- _Dataset entries_:
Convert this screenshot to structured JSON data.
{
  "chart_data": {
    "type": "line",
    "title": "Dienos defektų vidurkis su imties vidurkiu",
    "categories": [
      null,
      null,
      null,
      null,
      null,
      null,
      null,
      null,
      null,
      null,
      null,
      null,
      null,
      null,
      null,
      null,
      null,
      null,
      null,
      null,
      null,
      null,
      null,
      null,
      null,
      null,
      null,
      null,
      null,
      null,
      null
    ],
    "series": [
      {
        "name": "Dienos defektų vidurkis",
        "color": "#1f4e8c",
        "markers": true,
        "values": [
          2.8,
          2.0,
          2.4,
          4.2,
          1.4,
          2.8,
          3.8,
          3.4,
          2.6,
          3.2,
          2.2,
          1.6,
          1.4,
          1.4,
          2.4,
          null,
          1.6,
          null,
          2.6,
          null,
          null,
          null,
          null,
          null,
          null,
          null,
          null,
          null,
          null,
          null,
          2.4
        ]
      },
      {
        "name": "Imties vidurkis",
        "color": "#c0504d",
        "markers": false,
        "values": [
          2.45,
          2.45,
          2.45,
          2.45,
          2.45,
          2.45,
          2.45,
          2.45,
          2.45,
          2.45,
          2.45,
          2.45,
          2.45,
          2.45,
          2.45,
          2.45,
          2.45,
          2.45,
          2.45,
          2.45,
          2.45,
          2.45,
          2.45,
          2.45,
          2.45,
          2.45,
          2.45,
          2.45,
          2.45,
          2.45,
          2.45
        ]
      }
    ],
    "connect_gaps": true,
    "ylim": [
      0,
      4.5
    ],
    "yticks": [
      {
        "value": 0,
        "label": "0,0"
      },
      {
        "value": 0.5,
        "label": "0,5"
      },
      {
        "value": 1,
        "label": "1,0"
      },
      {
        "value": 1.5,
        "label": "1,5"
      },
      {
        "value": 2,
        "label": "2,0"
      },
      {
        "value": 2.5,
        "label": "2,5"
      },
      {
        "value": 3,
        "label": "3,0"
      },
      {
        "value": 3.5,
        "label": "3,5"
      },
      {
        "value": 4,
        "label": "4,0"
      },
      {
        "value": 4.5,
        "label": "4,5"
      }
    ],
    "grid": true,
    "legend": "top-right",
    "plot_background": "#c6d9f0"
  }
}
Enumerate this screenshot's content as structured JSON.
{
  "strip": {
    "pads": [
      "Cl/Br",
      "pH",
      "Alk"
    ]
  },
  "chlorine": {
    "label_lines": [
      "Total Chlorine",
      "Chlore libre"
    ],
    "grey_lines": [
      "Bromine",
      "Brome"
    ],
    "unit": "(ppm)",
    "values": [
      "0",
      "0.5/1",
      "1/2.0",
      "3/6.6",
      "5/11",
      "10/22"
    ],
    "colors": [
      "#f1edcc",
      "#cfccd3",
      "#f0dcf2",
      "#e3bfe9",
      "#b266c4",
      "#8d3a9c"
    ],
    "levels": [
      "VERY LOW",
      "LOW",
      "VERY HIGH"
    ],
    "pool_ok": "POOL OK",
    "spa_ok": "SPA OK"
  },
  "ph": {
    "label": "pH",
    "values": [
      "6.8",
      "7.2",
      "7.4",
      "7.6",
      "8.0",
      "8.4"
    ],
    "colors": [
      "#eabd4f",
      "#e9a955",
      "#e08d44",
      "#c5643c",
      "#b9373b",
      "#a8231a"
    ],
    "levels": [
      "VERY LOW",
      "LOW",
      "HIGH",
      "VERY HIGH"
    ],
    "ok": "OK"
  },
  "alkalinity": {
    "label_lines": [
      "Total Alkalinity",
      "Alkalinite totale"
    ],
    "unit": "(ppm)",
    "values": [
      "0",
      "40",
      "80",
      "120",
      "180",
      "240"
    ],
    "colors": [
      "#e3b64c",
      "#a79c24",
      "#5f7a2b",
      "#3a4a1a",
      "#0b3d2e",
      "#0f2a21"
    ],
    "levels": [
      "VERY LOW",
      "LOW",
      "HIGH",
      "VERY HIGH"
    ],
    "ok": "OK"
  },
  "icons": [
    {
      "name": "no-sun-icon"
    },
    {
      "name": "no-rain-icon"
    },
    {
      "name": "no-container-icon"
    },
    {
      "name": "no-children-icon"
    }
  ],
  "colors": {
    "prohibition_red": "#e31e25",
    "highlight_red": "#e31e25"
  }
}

- _Aim_:
Return each line of the records above exactly as it reads.

- _Correct output_:
Convert this screenshot to structured JSON data.
{
  "chart_data": {
    "type": "line",
    "title": "Dienos defektų vidurkis su imties vidurkiu",
    "categories": [
      null,
      null,
      null,
      null,
      null,
      null,
      null,
      null,
      null,
      null,
      null,
      null,
      null,
      null,
      null,
      null,
      null,
      null,
      null,
      null,
      null,
      null,
      null,
      null,
      null,
      null,
      null,
      null,
      null,
      null,
      null
    ],
    "series": [
      {
        "name": "Dienos defektų vidurkis",
        "color": "#1f4e8c",
        "markers": true,
        "values": [
          2.8,
          2.0,
          2.4,
          4.2,
          1.4,
          2.8,
          3.8,
          3.4,
          2.6,
          3.2,
          2.2,
          1.6,
          1.4,
          1.4,
          2.4,
          null,
          1.6,
          null,
          2.6,
          null,
          null,
          null,
          null,
          null,
          null,
          null,
          null,
          null,
          null,
          null,
          2.4
        ]
      },
      {
        "name": "Imties vidurkis",
        "color": "#c0504d",
        "markers": false,
        "values": [
          2.45,
          2.45,
          2.45,
          2.45,
          2.45,
          2.45,
          2.45,
          2.45,
          2.45,
          2.45,
          2.45,
          2.45,
          2.45,
          2.45,
          2.45,
          2.45,
          2.45,
          2.45,
          2.45,
          2.45,
          2.45,
          2.45,
          2.45,
          2.45,
          2.45,
          2.45,
          2.45,
          2.45,
          2.45,
          2.45,
          2.45
        ]
      }
    ],
    "connect_gaps": true,
    "ylim": [
      0,
      4.5
    ],
    "yticks": [
      {
        "value": 0,
        "label": "0,0"
      },
      {
        "value": 0.5,
        "label": "0,5"
      },
      {
        "value": 1,
        "label": "1,0"
      },
      {
        "value": 1.5,
        "label": "1,5"
      },
      {
        "value": 2,
        "label": "2,0"
      },
      {
        "value": 2.5,
        "label": "2,5"
      },
      {
        "value": 3,
        "label": "3,0"
      },
      {
        "value": 3.5,
        "label": "3,5"
      },
      {
        "value": 4,
        "label": "4,0"
      },
      {
        "value": 4.5,
        "label": "4,5"
      }
    ],
    "grid": true,
    "legend": "top-right",
    "plot_background": "#c6d9f0"
  }
}
Enumerate this screenshot's content as structured JSON.
{
  "strip": {
    "pads": [
      "Cl/Br",
      "pH",
      "Alk"
    ]
  },
  "chlorine": {
    "label_lines": [
      "Total Chlorine",
      "Chlore libre"
    ],
    "grey_lines": [
      "Bromine",
      "Brome"
    ],
    "unit": "(ppm)",
    "values": [
      "0",
      "0.5/1",
      "1/2.0",
      "3/6.6",
      "5/11",
      "10/22"
    ],
    "colors": [
      "#f1edcc",
      "#cfccd3",
      "#f0dcf2",
      "#e3bfe9",
      "#b266c4",
      "#8d3a9c"
    ],
    "levels": [
      "VERY LOW",
      "LOW",
      "VERY HIGH"
    ],
    "pool_ok": "POOL OK",
    "spa_ok": "SPA OK"
  },
  "ph": {
    "label": "pH",
    "values": [
      "6.8",
      "7.2",
      "7.4",
      "7.6",
      "8.0",
      "8.4"
    ],
    "colors": [
      "#eabd4f",
      "#e9a955",
      "#e08d44",
      "#c5643c",
      "#b9373b",
      "#a8231a"
    ],
    "levels": [
      "VERY LOW",
      "LOW",
      "HIGH",
      "VERY HIGH"
    ],
    "ok": "OK"
  },
  "alkalinity": {
    "label_lines": [
      "Total Alkalinity",
      "Alkalinite totale"
    ],
    "unit": "(ppm)",
    "values": [
      "0",
      "40",
      "80",
      "120",
      "180",
      "240"
    ],
    "colors": [
      "#e3b64c",
      "#a79c24",
      "#5f7a2b",
      "#3a4a1a",
      "#0b3d2e",
      "#0f2a21"
    ],
    "levels": [
      "VERY LOW",
      "LOW",
      "HIGH",
      "VERY HIGH"
    ],
    "ok": "OK"
  },
  "icons": [
    {
      "name": "no-sun-icon"
    },
    {
      "name": "no-rain-icon"
    },
    {
      "name": "no-container-icon"
    },
    {
      "name": "no-children-icon"
    }
  ],
  "colors": {
    "prohibition_red": "#e31e25",
    "highlight_red": "#e31e25"
  }
}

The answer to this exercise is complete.